GIVEN PASSAGE:
Velocity Reviews - Computer Hardware Reviews

Velocity Reviews > Newsgroups > Programming > C Programming > Manipulation of strings: upper/lower case

Reply
Thread Tools

Manipulation of strings: upper/lower case

 
 
Joe Wright
Guest
Posts: n/a
 
      01-16-2005
Eric Sosman wrote:
> Joe Wright wrote:
>
>> [...]
>>
>>> Lew Pitcher wrote:
>>>
>>> Caution is necessary here. The behaviours of islower and toupper
>>> are undefined if they are passed a value that is neither EOF nor
>>> representable as an unsigned char. It is good practice, therefore,
>>> to cast *string to unsigned char. (No need to cast it back to
>>> int afterwards, since the normal promotion rules handle that.)
>>> [...]

>>
>>
>> There is no need to cast the argument to toupper() to unsigned char.

>
>
> Didn't we just do this a week or so ago? Perhaps it's
> a candidate for the FAQ; it seems at any rate to be FA.
>

Yes we did. It remains to be seen whether I can learn enough from
one beating to avoid the next one.

>> We assume that st points to a valid string. All characters of such a
>> string are within the range 0..CHAR_MAX by definition.

>
>
> No, they are in the range CHAR_MIN through CHAR_MAX.
> Since `char' may be a signed type (it's the implementation's
> choice), CHAR_MIN can be negative. It's true that all the
> characters mandated by the Standard are required to be non-
> negative, but the Standard allows the implementation to define
> additional characters, too -- and some of these may have
> negative codes.
>

Yes, and I truly missed that until just now. Thank you.

>> CHAR_MAX is within UCHAR_MAX by definition.

>
>
> True, but CHAR_MIN can be negative, hence outside the
> range of `unsigned char'.
>

Yes, but I never mentioned CHAR_MIN.

>> If st points to something not a valid string, and toupper() is
>> presented with something out of range, (-20 for example) it may
>> SEGFAULT. And why not? It might tell you where your error is.

>
>
> Except that the "error" isn't the presence of a -20 in
> the string (in one widely-used scheme, -20 is "Latin small
> i with grave accent"). The real error is the failure to
> use the cast that Lew recommends.
>

It didn't occur to me that the value of é (130) was negative as a
signed char (10000010) and when promoted to int would be -126.

I apologize to you and the group for my noise. I'll get it right
next time, I promise. :=)

--
Joe Wright (E-Mail Removed)
"Everything should be made as simple as possible, but not simpler."

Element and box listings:
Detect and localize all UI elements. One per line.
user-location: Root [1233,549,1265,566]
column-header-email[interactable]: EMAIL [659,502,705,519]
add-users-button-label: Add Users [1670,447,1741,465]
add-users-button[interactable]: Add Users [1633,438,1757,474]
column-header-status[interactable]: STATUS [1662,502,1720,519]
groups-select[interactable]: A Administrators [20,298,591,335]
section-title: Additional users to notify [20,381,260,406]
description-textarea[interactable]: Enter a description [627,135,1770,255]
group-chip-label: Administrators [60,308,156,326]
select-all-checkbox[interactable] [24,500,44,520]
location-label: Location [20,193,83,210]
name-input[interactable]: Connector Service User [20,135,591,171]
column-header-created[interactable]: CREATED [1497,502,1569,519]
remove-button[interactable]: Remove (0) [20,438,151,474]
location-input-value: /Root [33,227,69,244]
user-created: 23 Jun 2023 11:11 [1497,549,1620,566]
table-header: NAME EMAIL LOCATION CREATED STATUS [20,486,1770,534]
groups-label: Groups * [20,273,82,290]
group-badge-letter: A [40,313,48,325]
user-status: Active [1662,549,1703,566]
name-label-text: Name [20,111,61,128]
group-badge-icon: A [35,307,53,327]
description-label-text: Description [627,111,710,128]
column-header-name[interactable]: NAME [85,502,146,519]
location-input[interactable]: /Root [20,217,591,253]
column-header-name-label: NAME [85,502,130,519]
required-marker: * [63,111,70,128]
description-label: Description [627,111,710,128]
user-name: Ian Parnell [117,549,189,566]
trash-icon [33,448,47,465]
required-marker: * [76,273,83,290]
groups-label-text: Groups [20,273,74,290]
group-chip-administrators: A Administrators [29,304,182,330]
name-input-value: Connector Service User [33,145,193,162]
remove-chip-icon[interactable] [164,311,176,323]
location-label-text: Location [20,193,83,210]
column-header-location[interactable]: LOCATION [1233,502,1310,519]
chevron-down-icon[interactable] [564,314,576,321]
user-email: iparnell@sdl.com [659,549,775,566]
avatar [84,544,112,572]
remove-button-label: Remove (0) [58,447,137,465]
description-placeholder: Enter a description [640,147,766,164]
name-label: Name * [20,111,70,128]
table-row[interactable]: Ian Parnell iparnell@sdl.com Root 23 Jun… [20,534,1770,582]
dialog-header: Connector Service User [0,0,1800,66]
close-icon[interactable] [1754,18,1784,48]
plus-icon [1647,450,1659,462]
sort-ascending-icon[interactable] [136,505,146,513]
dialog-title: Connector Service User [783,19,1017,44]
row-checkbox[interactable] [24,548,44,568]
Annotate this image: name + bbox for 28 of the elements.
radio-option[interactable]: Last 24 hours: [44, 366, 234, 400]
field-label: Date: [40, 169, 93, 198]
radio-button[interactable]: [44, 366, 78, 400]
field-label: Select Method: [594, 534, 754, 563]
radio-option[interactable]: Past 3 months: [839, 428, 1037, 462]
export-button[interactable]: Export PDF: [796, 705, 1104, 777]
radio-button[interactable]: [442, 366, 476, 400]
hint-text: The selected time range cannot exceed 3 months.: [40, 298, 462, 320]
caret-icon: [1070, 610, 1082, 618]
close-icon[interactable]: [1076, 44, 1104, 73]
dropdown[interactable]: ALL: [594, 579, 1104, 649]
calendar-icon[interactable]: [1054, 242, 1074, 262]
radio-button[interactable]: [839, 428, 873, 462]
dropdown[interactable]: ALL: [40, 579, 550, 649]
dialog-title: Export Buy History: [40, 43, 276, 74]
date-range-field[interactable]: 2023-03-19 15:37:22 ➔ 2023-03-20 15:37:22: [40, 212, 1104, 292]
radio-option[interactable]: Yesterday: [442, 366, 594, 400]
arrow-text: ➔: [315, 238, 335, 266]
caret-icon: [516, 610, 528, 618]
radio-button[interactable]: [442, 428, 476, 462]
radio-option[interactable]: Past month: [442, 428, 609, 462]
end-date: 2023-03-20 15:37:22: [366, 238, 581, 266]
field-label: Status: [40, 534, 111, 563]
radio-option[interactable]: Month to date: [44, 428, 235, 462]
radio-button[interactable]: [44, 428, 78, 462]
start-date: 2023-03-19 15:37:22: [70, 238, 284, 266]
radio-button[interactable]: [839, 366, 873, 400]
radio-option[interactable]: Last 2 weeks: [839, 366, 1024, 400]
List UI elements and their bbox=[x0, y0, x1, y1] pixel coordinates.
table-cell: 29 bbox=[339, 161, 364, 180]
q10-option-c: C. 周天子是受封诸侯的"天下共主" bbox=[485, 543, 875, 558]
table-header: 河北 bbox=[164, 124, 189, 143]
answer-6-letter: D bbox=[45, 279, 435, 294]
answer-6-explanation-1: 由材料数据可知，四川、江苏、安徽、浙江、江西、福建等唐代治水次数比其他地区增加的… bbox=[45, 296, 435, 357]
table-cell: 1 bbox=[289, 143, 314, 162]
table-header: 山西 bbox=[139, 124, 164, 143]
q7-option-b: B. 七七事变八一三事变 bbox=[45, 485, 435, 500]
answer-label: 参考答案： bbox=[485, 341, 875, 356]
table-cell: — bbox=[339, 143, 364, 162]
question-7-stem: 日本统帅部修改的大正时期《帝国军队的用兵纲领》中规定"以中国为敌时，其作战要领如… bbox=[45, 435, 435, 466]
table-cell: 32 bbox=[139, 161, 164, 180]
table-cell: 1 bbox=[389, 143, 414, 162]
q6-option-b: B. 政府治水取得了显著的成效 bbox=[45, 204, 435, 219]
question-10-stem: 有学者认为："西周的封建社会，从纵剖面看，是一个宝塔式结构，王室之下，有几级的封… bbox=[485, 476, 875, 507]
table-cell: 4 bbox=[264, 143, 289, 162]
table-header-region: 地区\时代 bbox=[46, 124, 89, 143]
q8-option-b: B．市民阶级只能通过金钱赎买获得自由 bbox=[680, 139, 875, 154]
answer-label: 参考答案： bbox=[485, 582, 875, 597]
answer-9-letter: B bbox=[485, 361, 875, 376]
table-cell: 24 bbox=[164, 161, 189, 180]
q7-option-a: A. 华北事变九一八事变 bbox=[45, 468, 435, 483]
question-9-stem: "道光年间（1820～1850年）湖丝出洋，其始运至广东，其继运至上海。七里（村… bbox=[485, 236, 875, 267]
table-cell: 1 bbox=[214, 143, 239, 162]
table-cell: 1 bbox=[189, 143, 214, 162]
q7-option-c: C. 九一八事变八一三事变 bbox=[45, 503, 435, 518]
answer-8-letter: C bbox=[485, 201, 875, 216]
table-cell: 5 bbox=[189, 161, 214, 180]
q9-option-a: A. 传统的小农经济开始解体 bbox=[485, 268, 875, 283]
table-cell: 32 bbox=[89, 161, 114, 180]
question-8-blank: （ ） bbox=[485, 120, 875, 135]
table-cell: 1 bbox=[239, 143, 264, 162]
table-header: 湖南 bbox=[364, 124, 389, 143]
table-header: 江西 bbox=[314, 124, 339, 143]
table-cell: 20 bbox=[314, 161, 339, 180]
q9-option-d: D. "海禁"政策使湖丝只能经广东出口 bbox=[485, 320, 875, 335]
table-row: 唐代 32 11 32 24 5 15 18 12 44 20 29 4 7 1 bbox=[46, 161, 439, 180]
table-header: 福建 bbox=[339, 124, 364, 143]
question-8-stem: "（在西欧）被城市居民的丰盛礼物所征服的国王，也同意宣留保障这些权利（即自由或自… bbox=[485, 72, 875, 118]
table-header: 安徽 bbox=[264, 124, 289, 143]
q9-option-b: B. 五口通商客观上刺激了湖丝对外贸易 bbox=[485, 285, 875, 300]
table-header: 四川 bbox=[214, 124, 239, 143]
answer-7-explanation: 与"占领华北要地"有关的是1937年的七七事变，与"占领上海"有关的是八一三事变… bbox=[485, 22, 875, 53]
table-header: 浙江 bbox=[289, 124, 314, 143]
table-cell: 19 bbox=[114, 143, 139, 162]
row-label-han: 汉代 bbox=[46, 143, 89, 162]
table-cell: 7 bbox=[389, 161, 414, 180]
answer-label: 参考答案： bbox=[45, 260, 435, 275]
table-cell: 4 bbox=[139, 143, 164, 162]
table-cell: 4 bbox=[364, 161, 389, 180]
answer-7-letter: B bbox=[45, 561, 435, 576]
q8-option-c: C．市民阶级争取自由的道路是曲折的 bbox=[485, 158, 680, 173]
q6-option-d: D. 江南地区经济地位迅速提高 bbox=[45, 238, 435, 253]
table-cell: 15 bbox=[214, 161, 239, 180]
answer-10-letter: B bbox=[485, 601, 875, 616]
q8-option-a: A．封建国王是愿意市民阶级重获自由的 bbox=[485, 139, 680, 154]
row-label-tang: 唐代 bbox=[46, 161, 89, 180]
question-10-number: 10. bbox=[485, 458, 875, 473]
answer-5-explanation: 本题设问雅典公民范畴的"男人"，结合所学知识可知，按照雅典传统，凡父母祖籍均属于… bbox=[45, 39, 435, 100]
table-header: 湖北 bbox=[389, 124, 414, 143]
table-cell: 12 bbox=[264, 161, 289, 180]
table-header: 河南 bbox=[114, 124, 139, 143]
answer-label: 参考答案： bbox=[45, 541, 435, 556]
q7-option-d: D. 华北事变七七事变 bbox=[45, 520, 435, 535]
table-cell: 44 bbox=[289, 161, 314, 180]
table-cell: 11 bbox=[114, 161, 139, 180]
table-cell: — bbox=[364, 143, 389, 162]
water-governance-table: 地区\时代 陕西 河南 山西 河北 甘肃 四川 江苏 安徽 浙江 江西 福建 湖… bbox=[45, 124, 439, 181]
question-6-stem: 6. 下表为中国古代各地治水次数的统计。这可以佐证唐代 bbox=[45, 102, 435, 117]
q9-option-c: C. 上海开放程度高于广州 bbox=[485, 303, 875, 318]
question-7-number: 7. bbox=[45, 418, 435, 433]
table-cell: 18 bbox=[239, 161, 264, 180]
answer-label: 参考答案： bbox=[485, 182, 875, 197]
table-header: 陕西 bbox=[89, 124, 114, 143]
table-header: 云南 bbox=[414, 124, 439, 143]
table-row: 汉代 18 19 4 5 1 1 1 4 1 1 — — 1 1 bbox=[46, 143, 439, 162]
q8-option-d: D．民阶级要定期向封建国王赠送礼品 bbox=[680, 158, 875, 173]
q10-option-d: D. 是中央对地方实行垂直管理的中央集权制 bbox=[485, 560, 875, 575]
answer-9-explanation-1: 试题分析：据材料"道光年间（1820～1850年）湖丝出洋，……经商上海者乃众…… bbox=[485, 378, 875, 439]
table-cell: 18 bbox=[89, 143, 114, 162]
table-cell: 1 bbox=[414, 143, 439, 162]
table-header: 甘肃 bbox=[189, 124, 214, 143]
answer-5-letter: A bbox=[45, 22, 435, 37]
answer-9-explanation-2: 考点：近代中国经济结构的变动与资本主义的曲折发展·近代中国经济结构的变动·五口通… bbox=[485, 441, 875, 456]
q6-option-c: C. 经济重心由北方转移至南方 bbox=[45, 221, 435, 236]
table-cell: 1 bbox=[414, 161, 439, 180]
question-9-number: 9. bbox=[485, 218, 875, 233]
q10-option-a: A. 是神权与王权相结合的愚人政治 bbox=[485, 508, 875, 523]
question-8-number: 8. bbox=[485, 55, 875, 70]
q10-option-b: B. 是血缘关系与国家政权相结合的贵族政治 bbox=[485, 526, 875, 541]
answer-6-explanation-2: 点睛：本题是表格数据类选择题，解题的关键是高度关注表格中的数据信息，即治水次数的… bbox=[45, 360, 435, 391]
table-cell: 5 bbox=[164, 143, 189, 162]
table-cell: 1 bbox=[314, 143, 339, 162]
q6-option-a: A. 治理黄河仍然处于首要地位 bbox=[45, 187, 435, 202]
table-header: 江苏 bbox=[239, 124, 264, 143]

EXERCISE INSTRUCTIONS:
1. List every person named in the string-case thread.
2. Return the passage of the string-case thread that starts with "Yes, but I never" and ends after "that Lew recommends.".

RESULTS OF THE EXERCISE:
1. Joe Wright, Eric Sosman, Lew Pitcher

2.
Yes, but I never mentioned CHAR_MIN.

>> If st points to something not a valid string, and toupper() is
>> presented with something out of range, (-20 for example) it may
>> SEGFAULT. And why not? It might tell you where your error is.

>
>
> Except that the "error" isn't the presence of a -20 in
> the string (in one widely-used scheme, -20 is "Latin small
> i with grave accent"). The real error is the failure to
> use the cast that Lew recommends.